■ **Supplied data**
◇ ◇ ◇ ◇ ◇
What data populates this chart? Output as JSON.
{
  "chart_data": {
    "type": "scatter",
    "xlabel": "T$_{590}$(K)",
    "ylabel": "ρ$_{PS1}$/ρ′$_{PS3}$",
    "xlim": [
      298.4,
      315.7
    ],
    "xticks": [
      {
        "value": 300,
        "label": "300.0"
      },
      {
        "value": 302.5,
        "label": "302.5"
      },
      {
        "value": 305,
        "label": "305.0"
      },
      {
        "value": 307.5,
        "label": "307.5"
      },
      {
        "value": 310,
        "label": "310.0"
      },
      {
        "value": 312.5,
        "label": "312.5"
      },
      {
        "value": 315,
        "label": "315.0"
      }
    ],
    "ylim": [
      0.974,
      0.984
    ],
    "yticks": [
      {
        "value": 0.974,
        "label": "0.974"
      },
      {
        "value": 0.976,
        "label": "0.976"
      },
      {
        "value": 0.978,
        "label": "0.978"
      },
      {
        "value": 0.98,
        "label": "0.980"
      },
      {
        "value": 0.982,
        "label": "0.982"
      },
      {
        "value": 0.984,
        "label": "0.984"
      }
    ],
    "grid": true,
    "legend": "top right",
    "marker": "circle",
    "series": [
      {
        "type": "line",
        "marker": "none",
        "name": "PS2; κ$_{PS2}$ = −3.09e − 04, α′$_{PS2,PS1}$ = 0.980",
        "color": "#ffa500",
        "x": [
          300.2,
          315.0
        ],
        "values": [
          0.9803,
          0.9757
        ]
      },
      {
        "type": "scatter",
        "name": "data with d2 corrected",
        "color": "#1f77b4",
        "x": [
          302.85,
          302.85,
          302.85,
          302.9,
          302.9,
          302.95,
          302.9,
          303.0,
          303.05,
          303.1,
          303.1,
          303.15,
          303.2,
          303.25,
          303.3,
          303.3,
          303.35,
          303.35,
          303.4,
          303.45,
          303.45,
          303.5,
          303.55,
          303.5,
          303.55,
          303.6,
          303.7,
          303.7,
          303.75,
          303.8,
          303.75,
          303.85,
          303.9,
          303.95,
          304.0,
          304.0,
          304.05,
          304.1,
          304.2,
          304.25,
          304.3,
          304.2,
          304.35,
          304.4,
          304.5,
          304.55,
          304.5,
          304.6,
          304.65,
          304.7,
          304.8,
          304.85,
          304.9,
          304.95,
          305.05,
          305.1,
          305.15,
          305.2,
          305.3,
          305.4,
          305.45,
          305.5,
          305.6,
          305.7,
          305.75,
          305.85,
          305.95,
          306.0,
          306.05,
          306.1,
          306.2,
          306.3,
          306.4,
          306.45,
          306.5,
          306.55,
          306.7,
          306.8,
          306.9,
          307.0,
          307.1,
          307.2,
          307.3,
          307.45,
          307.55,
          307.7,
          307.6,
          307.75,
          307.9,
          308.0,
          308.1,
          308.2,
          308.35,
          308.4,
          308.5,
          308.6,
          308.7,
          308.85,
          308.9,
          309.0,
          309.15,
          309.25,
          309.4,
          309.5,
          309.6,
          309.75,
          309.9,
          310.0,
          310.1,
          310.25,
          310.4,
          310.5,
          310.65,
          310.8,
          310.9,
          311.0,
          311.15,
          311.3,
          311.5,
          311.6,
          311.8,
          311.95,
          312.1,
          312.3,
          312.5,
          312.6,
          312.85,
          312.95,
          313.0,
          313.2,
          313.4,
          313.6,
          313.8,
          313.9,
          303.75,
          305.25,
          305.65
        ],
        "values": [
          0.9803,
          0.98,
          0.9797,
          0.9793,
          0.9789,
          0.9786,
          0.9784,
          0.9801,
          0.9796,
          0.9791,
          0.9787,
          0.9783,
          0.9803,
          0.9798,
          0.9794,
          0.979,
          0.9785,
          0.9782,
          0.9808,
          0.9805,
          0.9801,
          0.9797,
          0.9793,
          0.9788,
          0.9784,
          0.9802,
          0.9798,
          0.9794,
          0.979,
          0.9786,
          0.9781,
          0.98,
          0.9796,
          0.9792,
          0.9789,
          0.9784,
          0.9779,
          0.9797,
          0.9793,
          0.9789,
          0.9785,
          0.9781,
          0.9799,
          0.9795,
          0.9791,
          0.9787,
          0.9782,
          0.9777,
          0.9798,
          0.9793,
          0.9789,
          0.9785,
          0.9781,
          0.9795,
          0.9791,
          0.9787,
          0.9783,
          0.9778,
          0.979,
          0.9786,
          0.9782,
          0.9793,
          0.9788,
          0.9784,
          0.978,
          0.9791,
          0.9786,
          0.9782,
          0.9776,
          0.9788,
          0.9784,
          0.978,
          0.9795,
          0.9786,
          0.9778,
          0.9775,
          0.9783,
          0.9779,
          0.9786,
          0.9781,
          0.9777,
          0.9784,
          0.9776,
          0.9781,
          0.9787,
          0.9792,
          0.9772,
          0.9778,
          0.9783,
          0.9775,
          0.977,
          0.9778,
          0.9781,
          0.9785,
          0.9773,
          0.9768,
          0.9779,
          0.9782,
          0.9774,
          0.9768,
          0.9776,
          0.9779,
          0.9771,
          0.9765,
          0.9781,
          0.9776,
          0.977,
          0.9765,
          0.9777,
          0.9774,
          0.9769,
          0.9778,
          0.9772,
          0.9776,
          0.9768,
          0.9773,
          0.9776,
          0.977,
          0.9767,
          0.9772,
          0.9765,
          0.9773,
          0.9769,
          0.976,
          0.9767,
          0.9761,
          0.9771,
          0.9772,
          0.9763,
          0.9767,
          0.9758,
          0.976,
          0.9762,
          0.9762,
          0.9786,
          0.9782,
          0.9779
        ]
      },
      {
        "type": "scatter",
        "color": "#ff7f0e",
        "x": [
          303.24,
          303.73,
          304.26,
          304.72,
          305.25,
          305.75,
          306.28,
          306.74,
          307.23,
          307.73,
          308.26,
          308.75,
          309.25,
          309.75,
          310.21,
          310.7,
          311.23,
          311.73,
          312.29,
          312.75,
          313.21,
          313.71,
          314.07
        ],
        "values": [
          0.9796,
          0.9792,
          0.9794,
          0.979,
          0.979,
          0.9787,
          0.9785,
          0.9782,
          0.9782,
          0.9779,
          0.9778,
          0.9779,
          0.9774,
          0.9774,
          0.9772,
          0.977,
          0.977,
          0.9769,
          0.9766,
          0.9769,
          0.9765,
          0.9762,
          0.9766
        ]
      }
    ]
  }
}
◇ ◇ ◇ ◇ ◇
■ **What you should do**
Take the listing above and write it out again exactly.

■ **Finished exercise**
What data populates this chart? Output as JSON.
{
  "chart_data": {
    "type": "scatter",
    "xlabel": "T$_{590}$(K)",
    "ylabel": "ρ$_{PS1}$/ρ′$_{PS3}$",
    "xlim": [
      298.4,
      315.7
    ],
    "xticks": [
      {
        "value": 300,
        "label": "300.0"
      },
      {
        "value": 302.5,
        "label": "302.5"
      },
      {
        "value": 305,
        "label": "305.0"
      },
      {
        "value": 307.5,
        "label": "307.5"
      },
      {
        "value": 310,
        "label": "310.0"
      },
      {
        "value": 312.5,
        "label": "312.5"
      },
      {
        "value": 315,
        "label": "315.0"
      }
    ],
    "ylim": [
      0.974,
      0.984
    ],
    "yticks": [
      {
        "value": 0.974,
        "label": "0.974"
      },
      {
        "value": 0.976,
        "label": "0.976"
      },
      {
        "value": 0.978,
        "label": "0.978"
      },
      {
        "value": 0.98,
        "label": "0.980"
      },
      {
        "value": 0.982,
        "label": "0.982"
      },
      {
        "value": 0.984,
        "label": "0.984"
      }
    ],
    "grid": true,
    "legend": "top right",
    "marker": "circle",
    "series": [
      {
        "type": "line",
        "marker": "none",
        "name": "PS2; κ$_{PS2}$ = −3.09e − 04, α′$_{PS2,PS1}$ = 0.980",
        "color": "#ffa500",
        "x": [
          300.2,
          315.0
        ],
        "values": [
          0.9803,
          0.9757
        ]
      },
      {
        "type": "scatter",
        "name": "data with d2 corrected",
        "color": "#1f77b4",
        "x": [
          302.85,
          302.85,
          302.85,
          302.9,
          302.9,
          302.95,
          302.9,
          303.0,
          303.05,
          303.1,
          303.1,
          303.15,
          303.2,
          303.25,
          303.3,
          303.3,
          303.35,
          303.35,
          303.4,
          303.45,
          303.45,
          303.5,
          303.55,
          303.5,
          303.55,
          303.6,
          303.7,
          303.7,
          303.75,
          303.8,
          303.75,
          303.85,
          303.9,
          303.95,
          304.0,
          304.0,
          304.05,
          304.1,
          304.2,
          304.25,
          304.3,
          304.2,
          304.35,
          304.4,
          304.5,
          304.55,
          304.5,
          304.6,
          304.65,
          304.7,
          304.8,
          304.85,
          304.9,
          304.95,
          305.05,
          305.1,
          305.15,
          305.2,
          305.3,
          305.4,
          305.45,
          305.5,
          305.6,
          305.7,
          305.75,
          305.85,
          305.95,
          306.0,
          306.05,
          306.1,
          306.2,
          306.3,
          306.4,
          306.45,
          306.5,
          306.55,
          306.7,
          306.8,
          306.9,
          307.0,
          307.1,
          307.2,
          307.3,
          307.45,
          307.55,
          307.7,
          307.6,
          307.75,
          307.9,
          308.0,
          308.1,
          308.2,
          308.35,
          308.4,
          308.5,
          308.6,
          308.7,
          308.85,
          308.9,
          309.0,
          309.15,
          309.25,
          309.4,
          309.5,
          309.6,
          309.75,
          309.9,
          310.0,
          310.1,
          310.25,
          310.4,
          310.5,
          310.65,
          310.8,
          310.9,
          311.0,
          311.15,
          311.3,
          311.5,
          311.6,
          311.8,
          311.95,
          312.1,
          312.3,
          312.5,
          312.6,
          312.85,
          312.95,
          313.0,
          313.2,
          313.4,
          313.6,
          313.8,
          313.9,
          303.75,
          305.25,
          305.65
        ],
        "values": [
          0.9803,
          0.98,
          0.9797,
          0.9793,
          0.9789,
          0.9786,
          0.9784,
          0.9801,
          0.9796,
          0.9791,
          0.9787,
          0.9783,
          0.9803,
          0.9798,
          0.9794,
          0.979,
          0.9785,
          0.9782,
          0.9808,
          0.9805,
          0.9801,
          0.9797,
          0.9793,
          0.9788,
          0.9784,
          0.9802,
          0.9798,
          0.9794,
          0.979,
          0.9786,
          0.9781,
          0.98,
          0.9796,
          0.9792,
          0.9789,
          0.9784,
          0.9779,
          0.9797,
          0.9793,
          0.9789,
          0.9785,
          0.9781,
          0.9799,
          0.9795,
          0.9791,
          0.9787,
          0.9782,
          0.9777,
          0.9798,
          0.9793,
          0.9789,
          0.9785,
          0.9781,
          0.9795,
          0.9791,
          0.9787,
          0.9783,
          0.9778,
          0.979,
          0.9786,
          0.9782,
          0.9793,
          0.9788,
          0.9784,
          0.978,
          0.9791,
          0.9786,
          0.9782,
          0.9776,
          0.9788,
          0.9784,
          0.978,
          0.9795,
          0.9786,
          0.9778,
          0.9775,
          0.9783,
          0.9779,
          0.9786,
          0.9781,
          0.9777,
          0.9784,
          0.9776,
          0.9781,
          0.9787,
          0.9792,
          0.9772,
          0.9778,
          0.9783,
          0.9775,
          0.977,
          0.9778,
          0.9781,
          0.9785,
          0.9773,
          0.9768,
          0.9779,
          0.9782,
          0.9774,
          0.9768,
          0.9776,
          0.9779,
          0.9771,
          0.9765,
          0.9781,
          0.9776,
          0.977,
          0.9765,
          0.9777,
          0.9774,
          0.9769,
          0.9778,
          0.9772,
          0.9776,
          0.9768,
          0.9773,
          0.9776,
          0.977,
          0.9767,
          0.9772,
          0.9765,
          0.9773,
          0.9769,
          0.976,
          0.9767,
          0.9761,
          0.9771,
          0.9772,
          0.9763,
          0.9767,
          0.9758,
          0.976,
          0.9762,
          0.9762,
          0.9786,
          0.9782,
          0.9779
        ]
      },
      {
        "type": "scatter",
        "color": "#ff7f0e",
        "x": [
          303.24,
          303.73,
          304.26,
          304.72,
          305.25,
          305.75,
          306.28,
          306.74,
          307.23,
          307.73,
          308.26,
          308.75,
          309.25,
          309.75,
          310.21,
          310.7,
          311.23,
          311.73,
          312.29,
          312.75,
          313.21,
          313.71,
          314.07
        ],
        "values": [
          0.9796,
          0.9792,
          0.9794,
          0.979,
          0.979,
          0.9787,
          0.9785,
          0.9782,
          0.9782,
          0.9779,
          0.9778,
          0.9779,
          0.9774,
          0.9774,
          0.9772,
          0.977,
          0.977,
          0.9769,
          0.9766,
          0.9769,
          0.9765,
          0.9762,
          0.9766
        ]
      }
    ]
  }
}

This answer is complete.